## Data
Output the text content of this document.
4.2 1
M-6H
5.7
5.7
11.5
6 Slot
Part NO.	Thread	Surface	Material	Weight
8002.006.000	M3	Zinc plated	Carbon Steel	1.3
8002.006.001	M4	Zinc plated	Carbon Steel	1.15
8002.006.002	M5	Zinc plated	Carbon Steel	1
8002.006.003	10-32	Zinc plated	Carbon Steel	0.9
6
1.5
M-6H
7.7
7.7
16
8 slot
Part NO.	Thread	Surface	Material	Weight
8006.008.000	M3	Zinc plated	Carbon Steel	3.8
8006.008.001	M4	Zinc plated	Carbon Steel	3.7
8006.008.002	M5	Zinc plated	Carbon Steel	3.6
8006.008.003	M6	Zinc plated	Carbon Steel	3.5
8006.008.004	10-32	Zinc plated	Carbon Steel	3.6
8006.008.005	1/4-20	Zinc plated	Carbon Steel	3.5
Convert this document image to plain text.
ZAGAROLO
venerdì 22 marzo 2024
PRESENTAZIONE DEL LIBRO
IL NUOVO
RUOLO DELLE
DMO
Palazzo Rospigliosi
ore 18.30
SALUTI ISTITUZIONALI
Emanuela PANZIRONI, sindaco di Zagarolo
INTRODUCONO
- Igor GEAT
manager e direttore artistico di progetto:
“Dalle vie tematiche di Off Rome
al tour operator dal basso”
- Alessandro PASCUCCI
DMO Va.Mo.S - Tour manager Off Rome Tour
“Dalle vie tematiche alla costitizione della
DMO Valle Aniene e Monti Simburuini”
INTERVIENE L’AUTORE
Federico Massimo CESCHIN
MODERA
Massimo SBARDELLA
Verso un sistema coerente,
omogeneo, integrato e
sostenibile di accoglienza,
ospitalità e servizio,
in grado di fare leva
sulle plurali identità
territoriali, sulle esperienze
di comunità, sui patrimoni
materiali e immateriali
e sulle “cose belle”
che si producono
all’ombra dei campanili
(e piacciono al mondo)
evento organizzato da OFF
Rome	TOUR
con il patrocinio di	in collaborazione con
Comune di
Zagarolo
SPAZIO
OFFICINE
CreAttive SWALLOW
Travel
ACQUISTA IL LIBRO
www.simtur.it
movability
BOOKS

## To do
Copy out every entry again, exactly as it was given.

## Answer to the exercise
Output the text content of this document.
4.2 1
M-6H
5.7
5.7
11.5
6 Slot
Part NO.	Thread	Surface	Material	Weight
8002.006.000	M3	Zinc plated	Carbon Steel	1.3
8002.006.001	M4	Zinc plated	Carbon Steel	1.15
8002.006.002	M5	Zinc plated	Carbon Steel	1
8002.006.003	10-32	Zinc plated	Carbon Steel	0.9
6
1.5
M-6H
7.7
7.7
16
8 slot
Part NO.	Thread	Surface	Material	Weight
8006.008.000	M3	Zinc plated	Carbon Steel	3.8
8006.008.001	M4	Zinc plated	Carbon Steel	3.7
8006.008.002	M5	Zinc plated	Carbon Steel	3.6
8006.008.003	M6	Zinc plated	Carbon Steel	3.5
8006.008.004	10-32	Zinc plated	Carbon Steel	3.6
8006.008.005	1/4-20	Zinc plated	Carbon Steel	3.5
Convert this document image to plain text.
ZAGAROLO
venerdì 22 marzo 2024
PRESENTAZIONE DEL LIBRO
IL NUOVO
RUOLO DELLE
DMO
Palazzo Rospigliosi
ore 18.30
SALUTI ISTITUZIONALI
Emanuela PANZIRONI, sindaco di Zagarolo
INTRODUCONO
- Igor GEAT
manager e direttore artistico di progetto:
“Dalle vie tematiche di Off Rome
al tour operator dal basso”
- Alessandro PASCUCCI
DMO Va.Mo.S - Tour manager Off Rome Tour
“Dalle vie tematiche alla costitizione della
DMO Valle Aniene e Monti Simburuini”
INTERVIENE L’AUTORE
Federico Massimo CESCHIN
MODERA
Massimo SBARDELLA
Verso un sistema coerente,
omogeneo, integrato e
sostenibile di accoglienza,
ospitalità e servizio,
in grado di fare leva
sulle plurali identità
territoriali, sulle esperienze
di comunità, sui patrimoni
materiali e immateriali
e sulle “cose belle”
che si producono
all’ombra dei campanili
(e piacciono al mondo)
evento organizzato da OFF
Rome	TOUR
con il patrocinio di	in collaborazione con
Comune di
Zagarolo
SPAZIO
OFFICINE
CreAttive SWALLOW
Travel
ACQUISTA IL LIBRO
www.simtur.it
movability
BOOKS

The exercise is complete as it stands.